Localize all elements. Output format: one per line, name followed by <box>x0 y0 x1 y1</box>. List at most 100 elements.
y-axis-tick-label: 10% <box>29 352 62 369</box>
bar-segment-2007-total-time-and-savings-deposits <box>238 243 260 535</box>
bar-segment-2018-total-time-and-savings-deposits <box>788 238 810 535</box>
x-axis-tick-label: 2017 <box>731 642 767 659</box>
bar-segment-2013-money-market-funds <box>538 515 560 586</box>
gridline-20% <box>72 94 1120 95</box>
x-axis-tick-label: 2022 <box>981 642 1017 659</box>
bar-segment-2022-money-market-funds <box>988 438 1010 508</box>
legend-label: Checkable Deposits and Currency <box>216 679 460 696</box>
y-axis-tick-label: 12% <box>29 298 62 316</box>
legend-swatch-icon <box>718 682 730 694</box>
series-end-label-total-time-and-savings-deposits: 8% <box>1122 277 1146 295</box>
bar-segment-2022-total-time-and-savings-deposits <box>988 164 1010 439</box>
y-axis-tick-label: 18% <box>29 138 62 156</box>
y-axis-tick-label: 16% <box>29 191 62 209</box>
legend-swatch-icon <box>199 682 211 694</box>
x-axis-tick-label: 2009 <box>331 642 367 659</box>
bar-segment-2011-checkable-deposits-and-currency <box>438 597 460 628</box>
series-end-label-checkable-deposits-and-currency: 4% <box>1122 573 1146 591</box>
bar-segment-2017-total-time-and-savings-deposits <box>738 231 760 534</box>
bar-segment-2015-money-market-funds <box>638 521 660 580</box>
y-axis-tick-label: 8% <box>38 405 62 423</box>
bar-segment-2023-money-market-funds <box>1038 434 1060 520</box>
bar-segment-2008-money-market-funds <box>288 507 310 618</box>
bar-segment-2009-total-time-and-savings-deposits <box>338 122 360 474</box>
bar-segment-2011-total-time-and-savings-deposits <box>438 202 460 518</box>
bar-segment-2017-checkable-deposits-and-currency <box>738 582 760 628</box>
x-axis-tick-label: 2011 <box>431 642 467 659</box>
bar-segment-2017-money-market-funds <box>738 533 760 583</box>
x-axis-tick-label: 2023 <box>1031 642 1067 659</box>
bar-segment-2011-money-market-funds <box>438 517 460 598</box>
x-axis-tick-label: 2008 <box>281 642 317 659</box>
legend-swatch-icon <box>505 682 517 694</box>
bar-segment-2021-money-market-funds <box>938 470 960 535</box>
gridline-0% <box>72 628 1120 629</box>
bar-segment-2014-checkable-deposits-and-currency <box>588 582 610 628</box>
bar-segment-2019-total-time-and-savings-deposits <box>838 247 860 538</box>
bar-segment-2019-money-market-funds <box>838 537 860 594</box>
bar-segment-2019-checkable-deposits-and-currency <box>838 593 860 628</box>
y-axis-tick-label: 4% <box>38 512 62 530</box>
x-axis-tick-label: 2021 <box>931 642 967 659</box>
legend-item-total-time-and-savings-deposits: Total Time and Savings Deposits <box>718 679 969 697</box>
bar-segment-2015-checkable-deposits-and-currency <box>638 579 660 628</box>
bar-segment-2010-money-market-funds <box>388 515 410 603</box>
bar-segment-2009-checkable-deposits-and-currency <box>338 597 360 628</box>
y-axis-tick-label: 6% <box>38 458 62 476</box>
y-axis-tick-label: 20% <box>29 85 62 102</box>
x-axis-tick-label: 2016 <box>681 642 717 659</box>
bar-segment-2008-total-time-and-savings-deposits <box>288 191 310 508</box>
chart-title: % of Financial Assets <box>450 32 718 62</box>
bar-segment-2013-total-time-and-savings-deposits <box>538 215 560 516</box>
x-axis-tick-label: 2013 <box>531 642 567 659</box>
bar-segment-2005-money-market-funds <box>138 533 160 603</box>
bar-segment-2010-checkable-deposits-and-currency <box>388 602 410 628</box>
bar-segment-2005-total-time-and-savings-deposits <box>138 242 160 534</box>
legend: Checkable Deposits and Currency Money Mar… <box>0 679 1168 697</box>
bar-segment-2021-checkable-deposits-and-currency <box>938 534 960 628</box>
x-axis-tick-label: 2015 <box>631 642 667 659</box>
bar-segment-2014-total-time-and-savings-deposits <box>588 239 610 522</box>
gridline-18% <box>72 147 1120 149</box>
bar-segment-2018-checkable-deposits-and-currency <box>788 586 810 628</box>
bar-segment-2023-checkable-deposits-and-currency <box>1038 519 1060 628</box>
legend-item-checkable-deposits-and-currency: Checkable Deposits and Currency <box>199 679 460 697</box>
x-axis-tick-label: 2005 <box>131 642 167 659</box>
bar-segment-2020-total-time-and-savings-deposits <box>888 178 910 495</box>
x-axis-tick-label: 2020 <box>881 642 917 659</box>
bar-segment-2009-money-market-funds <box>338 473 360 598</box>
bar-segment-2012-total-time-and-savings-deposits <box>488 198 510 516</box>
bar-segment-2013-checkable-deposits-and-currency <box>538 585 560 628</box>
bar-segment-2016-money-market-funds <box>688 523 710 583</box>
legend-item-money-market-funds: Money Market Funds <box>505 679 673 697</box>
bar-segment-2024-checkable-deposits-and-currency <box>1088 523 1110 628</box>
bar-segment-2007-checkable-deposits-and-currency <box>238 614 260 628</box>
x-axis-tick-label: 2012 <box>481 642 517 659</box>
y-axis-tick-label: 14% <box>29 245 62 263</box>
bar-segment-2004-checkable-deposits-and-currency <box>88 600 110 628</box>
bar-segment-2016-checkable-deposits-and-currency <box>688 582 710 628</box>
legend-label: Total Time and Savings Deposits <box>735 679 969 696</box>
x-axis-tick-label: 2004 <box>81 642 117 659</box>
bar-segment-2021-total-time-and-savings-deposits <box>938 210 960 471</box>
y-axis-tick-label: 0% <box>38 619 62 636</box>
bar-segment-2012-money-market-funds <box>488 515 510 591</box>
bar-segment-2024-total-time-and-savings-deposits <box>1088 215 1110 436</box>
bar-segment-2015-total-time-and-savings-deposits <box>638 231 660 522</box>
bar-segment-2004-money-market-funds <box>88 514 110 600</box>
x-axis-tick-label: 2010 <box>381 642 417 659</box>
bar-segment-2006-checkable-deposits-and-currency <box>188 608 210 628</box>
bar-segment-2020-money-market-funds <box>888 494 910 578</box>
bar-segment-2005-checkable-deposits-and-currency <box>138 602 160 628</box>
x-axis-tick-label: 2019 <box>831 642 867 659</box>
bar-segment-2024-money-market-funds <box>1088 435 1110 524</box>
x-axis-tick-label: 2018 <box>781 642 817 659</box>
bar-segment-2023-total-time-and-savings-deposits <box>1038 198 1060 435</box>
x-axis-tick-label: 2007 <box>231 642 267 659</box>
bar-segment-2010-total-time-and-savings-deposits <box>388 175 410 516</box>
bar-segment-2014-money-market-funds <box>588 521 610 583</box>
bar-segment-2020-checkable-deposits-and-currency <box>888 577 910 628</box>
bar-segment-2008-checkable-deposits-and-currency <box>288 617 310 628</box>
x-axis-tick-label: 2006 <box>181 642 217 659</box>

------------------------------

**Task to carry out:** Could you retype every one of the rows above, character for character, with nothing added, dropped or changed?

**Answer to this task:**
Localize all elements. Output format: one per line, name followed by <box>x0 y0 x1 y1</box>. List at most 100 elements.
y-axis-tick-label: 10% <box>29 352 62 369</box>
bar-segment-2007-total-time-and-savings-deposits <box>238 243 260 535</box>
bar-segment-2018-total-time-and-savings-deposits <box>788 238 810 535</box>
x-axis-tick-label: 2017 <box>731 642 767 659</box>
bar-segment-2013-money-market-funds <box>538 515 560 586</box>
gridline-20% <box>72 94 1120 95</box>
x-axis-tick-label: 2022 <box>981 642 1017 659</box>
bar-segment-2022-money-market-funds <box>988 438 1010 508</box>
legend-label: Checkable Deposits and Currency <box>216 679 460 696</box>
y-axis-tick-label: 12% <box>29 298 62 316</box>
legend-swatch-icon <box>718 682 730 694</box>
series-end-label-total-time-and-savings-deposits: 8% <box>1122 277 1146 295</box>
bar-segment-2022-total-time-and-savings-deposits <box>988 164 1010 439</box>
y-axis-tick-label: 18% <box>29 138 62 156</box>
y-axis-tick-label: 16% <box>29 191 62 209</box>
legend-swatch-icon <box>199 682 211 694</box>
x-axis-tick-label: 2009 <box>331 642 367 659</box>
bar-segment-2011-checkable-deposits-and-currency <box>438 597 460 628</box>
series-end-label-checkable-deposits-and-currency: 4% <box>1122 573 1146 591</box>
bar-segment-2017-total-time-and-savings-deposits <box>738 231 760 534</box>
bar-segment-2015-money-market-funds <box>638 521 660 580</box>
y-axis-tick-label: 8% <box>38 405 62 423</box>
bar-segment-2023-money-market-funds <box>1038 434 1060 520</box>
bar-segment-2008-money-market-funds <box>288 507 310 618</box>
bar-segment-2009-total-time-and-savings-deposits <box>338 122 360 474</box>
bar-segment-2011-total-time-and-savings-deposits <box>438 202 460 518</box>
bar-segment-2017-checkable-deposits-and-currency <box>738 582 760 628</box>
x-axis-tick-label: 2011 <box>431 642 467 659</box>
bar-segment-2017-money-market-funds <box>738 533 760 583</box>
x-axis-tick-label: 2023 <box>1031 642 1067 659</box>
bar-segment-2011-money-market-funds <box>438 517 460 598</box>
x-axis-tick-label: 2008 <box>281 642 317 659</box>
legend-swatch-icon <box>505 682 517 694</box>
bar-segment-2021-money-market-funds <box>938 470 960 535</box>
gridline-0% <box>72 628 1120 629</box>
bar-segment-2014-checkable-deposits-and-currency <box>588 582 610 628</box>
bar-segment-2019-total-time-and-savings-deposits <box>838 247 860 538</box>
bar-segment-2019-money-market-funds <box>838 537 860 594</box>
bar-segment-2019-checkable-deposits-and-currency <box>838 593 860 628</box>
y-axis-tick-label: 4% <box>38 512 62 530</box>
x-axis-tick-label: 2021 <box>931 642 967 659</box>
legend-item-total-time-and-savings-deposits: Total Time and Savings Deposits <box>718 679 969 697</box>
bar-segment-2015-checkable-deposits-and-currency <box>638 579 660 628</box>
bar-segment-2010-money-market-funds <box>388 515 410 603</box>
bar-segment-2009-checkable-deposits-and-currency <box>338 597 360 628</box>
y-axis-tick-label: 6% <box>38 458 62 476</box>
y-axis-tick-label: 20% <box>29 85 62 102</box>
x-axis-tick-label: 2016 <box>681 642 717 659</box>
bar-segment-2008-total-time-and-savings-deposits <box>288 191 310 508</box>
chart-title: % of Financial Assets <box>450 32 718 62</box>
bar-segment-2013-total-time-and-savings-deposits <box>538 215 560 516</box>
x-axis-tick-label: 2013 <box>531 642 567 659</box>
bar-segment-2005-money-market-funds <box>138 533 160 603</box>
bar-segment-2010-checkable-deposits-and-currency <box>388 602 410 628</box>
bar-segment-2005-total-time-and-savings-deposits <box>138 242 160 534</box>
legend: Checkable Deposits and Currency Money Mar… <box>0 679 1168 697</box>
bar-segment-2021-checkable-deposits-and-currency <box>938 534 960 628</box>
x-axis-tick-label: 2015 <box>631 642 667 659</box>
bar-segment-2014-total-time-and-savings-deposits <box>588 239 610 522</box>
gridline-18% <box>72 147 1120 149</box>
bar-segment-2018-checkable-deposits-and-currency <box>788 586 810 628</box>
bar-segment-2023-checkable-deposits-and-currency <box>1038 519 1060 628</box>
legend-item-checkable-deposits-and-currency: Checkable Deposits and Currency <box>199 679 460 697</box>
x-axis-tick-label: 2005 <box>131 642 167 659</box>
bar-segment-2020-total-time-and-savings-deposits <box>888 178 910 495</box>
x-axis-tick-label: 2020 <box>881 642 917 659</box>
bar-segment-2009-money-market-funds <box>338 473 360 598</box>
bar-segment-2012-total-time-and-savings-deposits <box>488 198 510 516</box>
bar-segment-2013-checkable-deposits-and-currency <box>538 585 560 628</box>
bar-segment-2016-money-market-funds <box>688 523 710 583</box>
legend-item-money-market-funds: Money Market Funds <box>505 679 673 697</box>
bar-segment-2024-checkable-deposits-and-currency <box>1088 523 1110 628</box>
bar-segment-2007-checkable-deposits-and-currency <box>238 614 260 628</box>
x-axis-tick-label: 2012 <box>481 642 517 659</box>
y-axis-tick-label: 14% <box>29 245 62 263</box>
bar-segment-2004-checkable-deposits-and-currency <box>88 600 110 628</box>
bar-segment-2016-checkable-deposits-and-currency <box>688 582 710 628</box>
legend-label: Total Time and Savings Deposits <box>735 679 969 696</box>
x-axis-tick-label: 2004 <box>81 642 117 659</box>
bar-segment-2021-total-time-and-savings-deposits <box>938 210 960 471</box>
y-axis-tick-label: 0% <box>38 619 62 636</box>
bar-segment-2012-money-market-funds <box>488 515 510 591</box>
bar-segment-2024-total-time-and-savings-deposits <box>1088 215 1110 436</box>
bar-segment-2015-total-time-and-savings-deposits <box>638 231 660 522</box>
bar-segment-2004-money-market-funds <box>88 514 110 600</box>
x-axis-tick-label: 2010 <box>381 642 417 659</box>
bar-segment-2006-checkable-deposits-and-currency <box>188 608 210 628</box>
bar-segment-2020-money-market-funds <box>888 494 910 578</box>
bar-segment-2005-checkable-deposits-and-currency <box>138 602 160 628</box>
x-axis-tick-label: 2019 <box>831 642 867 659</box>
bar-segment-2024-money-market-funds <box>1088 435 1110 524</box>
x-axis-tick-label: 2018 <box>781 642 817 659</box>
bar-segment-2023-total-time-and-savings-deposits <box>1038 198 1060 435</box>
x-axis-tick-label: 2007 <box>231 642 267 659</box>
bar-segment-2010-total-time-and-savings-deposits <box>388 175 410 516</box>
bar-segment-2014-money-market-funds <box>588 521 610 583</box>
bar-segment-2020-checkable-deposits-and-currency <box>888 577 910 628</box>
bar-segment-2008-checkable-deposits-and-currency <box>288 617 310 628</box>
x-axis-tick-label: 2006 <box>181 642 217 659</box>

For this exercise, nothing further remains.